» **Extracted records**
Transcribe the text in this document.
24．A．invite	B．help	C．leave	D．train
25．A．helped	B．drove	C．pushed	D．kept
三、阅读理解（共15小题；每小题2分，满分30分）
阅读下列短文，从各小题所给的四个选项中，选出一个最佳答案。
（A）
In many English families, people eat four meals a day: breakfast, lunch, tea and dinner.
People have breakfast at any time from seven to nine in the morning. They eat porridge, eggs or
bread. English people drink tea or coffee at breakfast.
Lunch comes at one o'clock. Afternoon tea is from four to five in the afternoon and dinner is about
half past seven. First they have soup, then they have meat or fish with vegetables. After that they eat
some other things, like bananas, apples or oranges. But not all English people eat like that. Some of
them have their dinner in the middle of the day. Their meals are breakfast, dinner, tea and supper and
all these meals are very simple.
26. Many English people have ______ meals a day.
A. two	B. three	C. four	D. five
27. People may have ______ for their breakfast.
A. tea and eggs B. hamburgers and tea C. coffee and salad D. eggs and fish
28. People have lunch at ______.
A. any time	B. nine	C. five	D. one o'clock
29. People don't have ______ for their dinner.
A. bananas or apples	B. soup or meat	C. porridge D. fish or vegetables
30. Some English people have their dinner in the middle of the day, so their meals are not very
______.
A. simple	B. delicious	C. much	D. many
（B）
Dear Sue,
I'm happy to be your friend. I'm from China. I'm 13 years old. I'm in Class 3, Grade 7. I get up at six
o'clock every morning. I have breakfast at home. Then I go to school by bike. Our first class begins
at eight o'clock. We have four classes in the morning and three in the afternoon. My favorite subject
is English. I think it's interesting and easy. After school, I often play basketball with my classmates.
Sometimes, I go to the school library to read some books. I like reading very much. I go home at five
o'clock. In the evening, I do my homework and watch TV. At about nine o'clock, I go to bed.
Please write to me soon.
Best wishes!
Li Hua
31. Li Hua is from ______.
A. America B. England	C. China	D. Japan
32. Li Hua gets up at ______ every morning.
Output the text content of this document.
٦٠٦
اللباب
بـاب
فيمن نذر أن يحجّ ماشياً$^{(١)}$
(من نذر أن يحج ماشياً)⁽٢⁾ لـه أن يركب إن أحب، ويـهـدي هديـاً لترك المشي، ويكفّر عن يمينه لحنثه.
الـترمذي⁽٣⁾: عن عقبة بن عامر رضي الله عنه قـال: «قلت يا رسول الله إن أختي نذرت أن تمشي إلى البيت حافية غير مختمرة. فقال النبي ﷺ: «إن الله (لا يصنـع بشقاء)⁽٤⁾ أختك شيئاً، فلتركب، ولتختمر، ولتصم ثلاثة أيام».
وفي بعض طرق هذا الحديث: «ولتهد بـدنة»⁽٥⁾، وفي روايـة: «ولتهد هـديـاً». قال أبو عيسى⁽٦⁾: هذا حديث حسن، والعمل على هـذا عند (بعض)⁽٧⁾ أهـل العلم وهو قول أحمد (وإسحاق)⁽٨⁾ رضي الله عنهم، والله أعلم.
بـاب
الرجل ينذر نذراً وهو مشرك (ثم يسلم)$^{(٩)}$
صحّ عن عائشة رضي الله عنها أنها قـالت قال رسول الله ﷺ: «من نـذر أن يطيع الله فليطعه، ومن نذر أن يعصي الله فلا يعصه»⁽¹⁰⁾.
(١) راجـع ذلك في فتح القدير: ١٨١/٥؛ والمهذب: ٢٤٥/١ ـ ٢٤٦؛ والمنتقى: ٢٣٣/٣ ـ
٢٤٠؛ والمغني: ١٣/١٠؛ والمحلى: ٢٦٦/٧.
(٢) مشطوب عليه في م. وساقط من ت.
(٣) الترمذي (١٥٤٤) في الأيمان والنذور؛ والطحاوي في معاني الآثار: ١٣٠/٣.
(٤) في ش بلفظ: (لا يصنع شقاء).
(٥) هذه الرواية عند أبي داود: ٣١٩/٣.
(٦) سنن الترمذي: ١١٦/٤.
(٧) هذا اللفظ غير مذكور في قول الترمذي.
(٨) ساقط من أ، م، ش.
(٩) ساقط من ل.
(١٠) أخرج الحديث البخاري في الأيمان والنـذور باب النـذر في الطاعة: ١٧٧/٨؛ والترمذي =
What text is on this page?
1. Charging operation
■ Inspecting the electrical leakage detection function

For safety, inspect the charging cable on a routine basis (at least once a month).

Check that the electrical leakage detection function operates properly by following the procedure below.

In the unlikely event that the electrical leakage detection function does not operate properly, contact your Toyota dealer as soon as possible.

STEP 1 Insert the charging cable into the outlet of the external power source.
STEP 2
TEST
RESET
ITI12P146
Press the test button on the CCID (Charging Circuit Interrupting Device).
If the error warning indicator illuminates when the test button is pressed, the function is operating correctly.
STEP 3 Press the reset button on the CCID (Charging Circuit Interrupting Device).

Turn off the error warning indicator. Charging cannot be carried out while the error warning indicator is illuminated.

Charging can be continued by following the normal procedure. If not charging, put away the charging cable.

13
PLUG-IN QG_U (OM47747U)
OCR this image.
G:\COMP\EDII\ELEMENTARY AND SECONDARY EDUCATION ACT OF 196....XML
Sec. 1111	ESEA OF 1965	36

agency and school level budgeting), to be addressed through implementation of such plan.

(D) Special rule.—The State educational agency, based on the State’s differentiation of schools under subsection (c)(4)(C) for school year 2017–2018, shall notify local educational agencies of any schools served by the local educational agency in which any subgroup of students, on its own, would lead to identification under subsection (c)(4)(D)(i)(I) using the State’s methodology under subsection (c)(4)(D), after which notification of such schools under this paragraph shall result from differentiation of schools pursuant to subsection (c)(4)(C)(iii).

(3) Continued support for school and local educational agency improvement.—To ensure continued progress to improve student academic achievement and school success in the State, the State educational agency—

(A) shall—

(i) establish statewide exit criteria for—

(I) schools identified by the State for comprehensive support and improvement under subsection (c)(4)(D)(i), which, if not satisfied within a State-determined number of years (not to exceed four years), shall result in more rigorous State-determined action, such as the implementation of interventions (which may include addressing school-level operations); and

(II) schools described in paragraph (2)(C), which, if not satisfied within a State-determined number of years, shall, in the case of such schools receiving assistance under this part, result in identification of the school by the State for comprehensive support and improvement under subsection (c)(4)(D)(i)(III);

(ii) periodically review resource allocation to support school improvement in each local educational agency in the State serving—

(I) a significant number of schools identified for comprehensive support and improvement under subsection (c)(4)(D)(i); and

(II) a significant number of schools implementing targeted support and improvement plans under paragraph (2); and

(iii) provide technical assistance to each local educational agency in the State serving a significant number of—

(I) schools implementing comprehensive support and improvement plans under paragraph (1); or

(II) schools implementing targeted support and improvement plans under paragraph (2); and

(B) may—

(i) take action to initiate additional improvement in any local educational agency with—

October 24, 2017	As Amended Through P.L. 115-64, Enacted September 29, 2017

» **STATED PROBLEM**
Give the data again, exactly as it stands.

» **RESULT FOR THIS TASK**
Transcribe the text in this document.
24．A．invite	B．help	C．leave	D．train
25．A．helped	B．drove	C．pushed	D．kept
三、阅读理解（共15小题；每小题2分，满分30分）
阅读下列短文，从各小题所给的四个选项中，选出一个最佳答案。
（A）
In many English families, people eat four meals a day: breakfast, lunch, tea and dinner.
People have breakfast at any time from seven to nine in the morning. They eat porridge, eggs or
bread. English people drink tea or coffee at breakfast.
Lunch comes at one o'clock. Afternoon tea is from four to five in the afternoon and dinner is about
half past seven. First they have soup, then they have meat or fish with vegetables. After that they eat
some other things, like bananas, apples or oranges. But not all English people eat like that. Some of
them have their dinner in the middle of the day. Their meals are breakfast, dinner, tea and supper and
all these meals are very simple.
26. Many English people have ______ meals a day.
A. two	B. three	C. four	D. five
27. People may have ______ for their breakfast.
A. tea and eggs B. hamburgers and tea C. coffee and salad D. eggs and fish
28. People have lunch at ______.
A. any time	B. nine	C. five	D. one o'clock
29. People don't have ______ for their dinner.
A. bananas or apples	B. soup or meat	C. porridge D. fish or vegetables
30. Some English people have their dinner in the middle of the day, so their meals are not very
______.
A. simple	B. delicious	C. much	D. many
（B）
Dear Sue,
I'm happy to be your friend. I'm from China. I'm 13 years old. I'm in Class 3, Grade 7. I get up at six
o'clock every morning. I have breakfast at home. Then I go to school by bike. Our first class begins
at eight o'clock. We have four classes in the morning and three in the afternoon. My favorite subject
is English. I think it's interesting and easy. After school, I often play basketball with my classmates.
Sometimes, I go to the school library to read some books. I like reading very much. I go home at five
o'clock. In the evening, I do my homework and watch TV. At about nine o'clock, I go to bed.
Please write to me soon.
Best wishes!
Li Hua
31. Li Hua is from ______.
A. America B. England	C. China	D. Japan
32. Li Hua gets up at ______ every morning.
Output the text content of this document.
٦٠٦
اللباب
بـاب
فيمن نذر أن يحجّ ماشياً$^{(١)}$
(من نذر أن يحج ماشياً)⁽٢⁾ لـه أن يركب إن أحب، ويـهـدي هديـاً لترك المشي، ويكفّر عن يمينه لحنثه.
الـترمذي⁽٣⁾: عن عقبة بن عامر رضي الله عنه قـال: «قلت يا رسول الله إن أختي نذرت أن تمشي إلى البيت حافية غير مختمرة. فقال النبي ﷺ: «إن الله (لا يصنـع بشقاء)⁽٤⁾ أختك شيئاً، فلتركب، ولتختمر، ولتصم ثلاثة أيام».
وفي بعض طرق هذا الحديث: «ولتهد بـدنة»⁽٥⁾، وفي روايـة: «ولتهد هـديـاً». قال أبو عيسى⁽٦⁾: هذا حديث حسن، والعمل على هـذا عند (بعض)⁽٧⁾ أهـل العلم وهو قول أحمد (وإسحاق)⁽٨⁾ رضي الله عنهم، والله أعلم.
بـاب
الرجل ينذر نذراً وهو مشرك (ثم يسلم)$^{(٩)}$
صحّ عن عائشة رضي الله عنها أنها قـالت قال رسول الله ﷺ: «من نـذر أن يطيع الله فليطعه، ومن نذر أن يعصي الله فلا يعصه»⁽¹⁰⁾.
(١) راجـع ذلك في فتح القدير: ١٨١/٥؛ والمهذب: ٢٤٥/١ ـ ٢٤٦؛ والمنتقى: ٢٣٣/٣ ـ
٢٤٠؛ والمغني: ١٣/١٠؛ والمحلى: ٢٦٦/٧.
(٢) مشطوب عليه في م. وساقط من ت.
(٣) الترمذي (١٥٤٤) في الأيمان والنذور؛ والطحاوي في معاني الآثار: ١٣٠/٣.
(٤) في ش بلفظ: (لا يصنع شقاء).
(٥) هذه الرواية عند أبي داود: ٣١٩/٣.
(٦) سنن الترمذي: ١١٦/٤.
(٧) هذا اللفظ غير مذكور في قول الترمذي.
(٨) ساقط من أ، م، ش.
(٩) ساقط من ل.
(١٠) أخرج الحديث البخاري في الأيمان والنـذور باب النـذر في الطاعة: ١٧٧/٨؛ والترمذي =
What text is on this page?
1. Charging operation
■ Inspecting the electrical leakage detection function

For safety, inspect the charging cable on a routine basis (at least once a month).

Check that the electrical leakage detection function operates properly by following the procedure below.

In the unlikely event that the electrical leakage detection function does not operate properly, contact your Toyota dealer as soon as possible.

STEP 1 Insert the charging cable into the outlet of the external power source.
STEP 2
TEST
RESET
ITI12P146
Press the test button on the CCID (Charging Circuit Interrupting Device).
If the error warning indicator illuminates when the test button is pressed, the function is operating correctly.
STEP 3 Press the reset button on the CCID (Charging Circuit Interrupting Device).

Turn off the error warning indicator. Charging cannot be carried out while the error warning indicator is illuminated.

Charging can be continued by following the normal procedure. If not charging, put away the charging cable.

13
PLUG-IN QG_U (OM47747U)
OCR this image.
G:\COMP\EDII\ELEMENTARY AND SECONDARY EDUCATION ACT OF 196....XML
Sec. 1111	ESEA OF 1965	36

agency and school level budgeting), to be addressed through implementation of such plan.

(D) Special rule.—The State educational agency, based on the State’s differentiation of schools under subsection (c)(4)(C) for school year 2017–2018, shall notify local educational agencies of any schools served by the local educational agency in which any subgroup of students, on its own, would lead to identification under subsection (c)(4)(D)(i)(I) using the State’s methodology under subsection (c)(4)(D), after which notification of such schools under this paragraph shall result from differentiation of schools pursuant to subsection (c)(4)(C)(iii).

(3) Continued support for school and local educational agency improvement.—To ensure continued progress to improve student academic achievement and school success in the State, the State educational agency—

(A) shall—

(i) establish statewide exit criteria for—

(I) schools identified by the State for comprehensive support and improvement under subsection (c)(4)(D)(i), which, if not satisfied within a State-determined number of years (not to exceed four years), shall result in more rigorous State-determined action, such as the implementation of interventions (which may include addressing school-level operations); and

(II) schools described in paragraph (2)(C), which, if not satisfied within a State-determined number of years, shall, in the case of such schools receiving assistance under this part, result in identification of the school by the State for comprehensive support and improvement under subsection (c)(4)(D)(i)(III);

(ii) periodically review resource allocation to support school improvement in each local educational agency in the State serving—

(I) a significant number of schools identified for comprehensive support and improvement under subsection (c)(4)(D)(i); and

(II) a significant number of schools implementing targeted support and improvement plans under paragraph (2); and

(iii) provide technical assistance to each local educational agency in the State serving a significant number of—

(I) schools implementing comprehensive support and improvement plans under paragraph (1); or

(II) schools implementing targeted support and improvement plans under paragraph (2); and

(B) may—

(i) take action to initiate additional improvement in any local educational agency with—

October 24, 2017	As Amended Through P.L. 115-64, Enacted September 29, 2017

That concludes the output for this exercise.